(Data entries for graphics)
============================================================

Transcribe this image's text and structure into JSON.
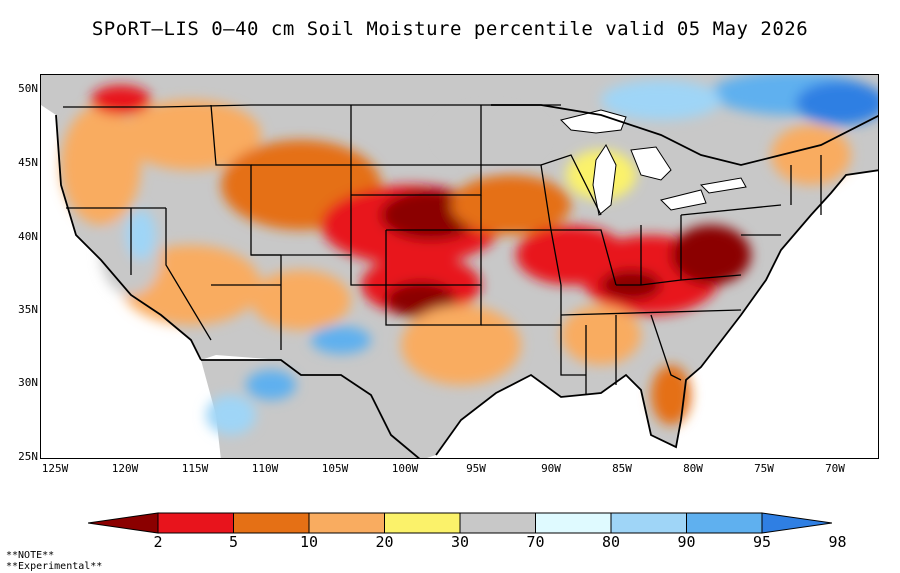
{
  "title": "SPoRT–LIS 0–40 cm Soil Moisture percentile valid 05 May 2026",
  "map": {
    "lat_ticks": [
      "50N",
      "45N",
      "40N",
      "35N",
      "30N",
      "25N"
    ],
    "lon_ticks": [
      "125W",
      "120W",
      "115W",
      "110W",
      "105W",
      "100W",
      "95W",
      "90W",
      "85W",
      "80W",
      "75W",
      "70W"
    ],
    "lon_range": [
      -126,
      -66
    ],
    "lat_range": [
      25,
      51
    ]
  },
  "colorbar": {
    "colors": [
      "#8b0000",
      "#e8141c",
      "#e57015",
      "#f9ac60",
      "#fbf26a",
      "#c8c8c8",
      "#dffaff",
      "#9fd5f7",
      "#5fb0ef",
      "#2f7fe3"
    ],
    "labels": [
      "2",
      "5",
      "10",
      "20",
      "30",
      "70",
      "80",
      "90",
      "95",
      "98"
    ]
  },
  "notes": [
    "**NOTE**",
    "**Experimental**"
  ]
}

============================================================

Omit the pictures, then quote the rest of the material above exactly.

> **Result**:
Transcribe this image's text and structure into JSON.
{
  "title": "SPoRT–LIS 0–40 cm Soil Moisture percentile valid 05 May 2026",
  "map": {
    "lat_ticks": [
      "50N",
      "45N",
      "40N",
      "35N",
      "30N",
      "25N"
    ],
    "lon_ticks": [
      "125W",
      "120W",
      "115W",
      "110W",
      "105W",
      "100W",
      "95W",
      "90W",
      "85W",
      "80W",
      "75W",
      "70W"
    ],
    "lon_range": [
      -126,
      -66
    ],
    "lat_range": [
      25,
      51
    ]
  },
  "colorbar": {
    "colors": [
      "#8b0000",
      "#e8141c",
      "#e57015",
      "#f9ac60",
      "#fbf26a",
      "#c8c8c8",
      "#dffaff",
      "#9fd5f7",
      "#5fb0ef",
      "#2f7fe3"
    ],
    "labels": [
      "2",
      "5",
      "10",
      "20",
      "30",
      "70",
      "80",
      "90",
      "95",
      "98"
    ]
  },
  "notes": [
    "**NOTE**",
    "**Experimental**"
  ]
}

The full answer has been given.